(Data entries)
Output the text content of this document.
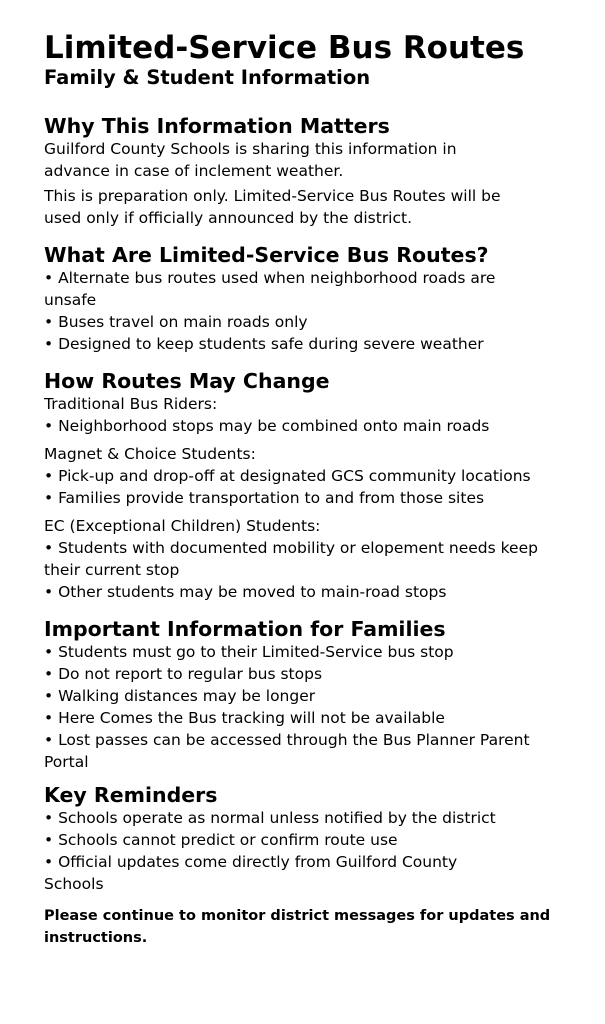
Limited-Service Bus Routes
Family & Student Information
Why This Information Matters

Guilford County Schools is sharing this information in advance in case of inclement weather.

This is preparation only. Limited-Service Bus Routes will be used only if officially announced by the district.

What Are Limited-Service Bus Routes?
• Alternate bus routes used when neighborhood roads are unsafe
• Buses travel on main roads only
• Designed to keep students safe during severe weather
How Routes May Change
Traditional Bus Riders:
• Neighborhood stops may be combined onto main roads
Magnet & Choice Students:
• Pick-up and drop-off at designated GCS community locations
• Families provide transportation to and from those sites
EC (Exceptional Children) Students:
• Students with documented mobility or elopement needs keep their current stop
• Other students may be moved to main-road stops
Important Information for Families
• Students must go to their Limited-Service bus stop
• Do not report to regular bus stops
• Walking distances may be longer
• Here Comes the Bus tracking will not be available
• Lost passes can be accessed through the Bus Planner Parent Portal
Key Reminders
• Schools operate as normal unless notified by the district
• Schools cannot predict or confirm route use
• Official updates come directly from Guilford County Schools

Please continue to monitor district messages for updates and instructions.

...

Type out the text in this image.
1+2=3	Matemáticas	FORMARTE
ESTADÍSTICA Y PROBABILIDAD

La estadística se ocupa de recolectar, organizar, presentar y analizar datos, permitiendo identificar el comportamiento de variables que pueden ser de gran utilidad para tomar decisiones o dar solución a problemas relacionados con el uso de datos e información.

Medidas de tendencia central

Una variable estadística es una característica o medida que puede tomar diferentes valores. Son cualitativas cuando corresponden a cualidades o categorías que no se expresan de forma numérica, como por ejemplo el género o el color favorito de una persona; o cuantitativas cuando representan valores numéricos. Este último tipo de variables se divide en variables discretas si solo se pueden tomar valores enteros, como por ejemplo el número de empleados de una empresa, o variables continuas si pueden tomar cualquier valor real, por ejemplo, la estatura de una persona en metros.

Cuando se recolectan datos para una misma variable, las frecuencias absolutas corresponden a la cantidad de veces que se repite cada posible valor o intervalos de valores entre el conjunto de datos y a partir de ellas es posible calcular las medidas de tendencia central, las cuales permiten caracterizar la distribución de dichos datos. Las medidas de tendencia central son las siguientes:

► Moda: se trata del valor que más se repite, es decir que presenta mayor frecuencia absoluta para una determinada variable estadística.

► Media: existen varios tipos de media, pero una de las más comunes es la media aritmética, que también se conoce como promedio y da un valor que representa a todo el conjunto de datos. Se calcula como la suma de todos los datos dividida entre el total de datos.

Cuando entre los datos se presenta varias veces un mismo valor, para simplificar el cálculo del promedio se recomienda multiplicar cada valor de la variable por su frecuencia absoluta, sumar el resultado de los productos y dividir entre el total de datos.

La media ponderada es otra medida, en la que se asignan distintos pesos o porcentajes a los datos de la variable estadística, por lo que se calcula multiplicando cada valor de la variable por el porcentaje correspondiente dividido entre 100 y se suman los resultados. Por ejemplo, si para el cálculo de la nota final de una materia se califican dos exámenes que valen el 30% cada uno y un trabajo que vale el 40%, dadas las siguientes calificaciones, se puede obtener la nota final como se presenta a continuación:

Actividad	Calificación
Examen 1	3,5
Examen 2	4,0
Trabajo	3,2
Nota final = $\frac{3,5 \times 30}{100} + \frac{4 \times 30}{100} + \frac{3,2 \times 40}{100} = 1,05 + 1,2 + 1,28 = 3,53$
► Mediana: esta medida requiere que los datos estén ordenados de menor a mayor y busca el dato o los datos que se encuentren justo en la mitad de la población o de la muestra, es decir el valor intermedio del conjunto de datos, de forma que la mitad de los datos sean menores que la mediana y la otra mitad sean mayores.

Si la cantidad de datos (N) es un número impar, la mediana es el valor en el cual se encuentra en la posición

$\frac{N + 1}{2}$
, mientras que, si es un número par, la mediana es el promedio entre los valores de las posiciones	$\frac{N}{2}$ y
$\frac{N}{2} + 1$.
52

GIVEN TASK
Pick out all lines from the data above in which the word "district" appears.

SOLUTION FOR THIS EXERCISE
This is preparation only. Limited-Service Bus Routes will be used only if officially announced by the district.
• Schools operate as normal unless notified by the district
Please continue to monitor district messages for updates and instructions.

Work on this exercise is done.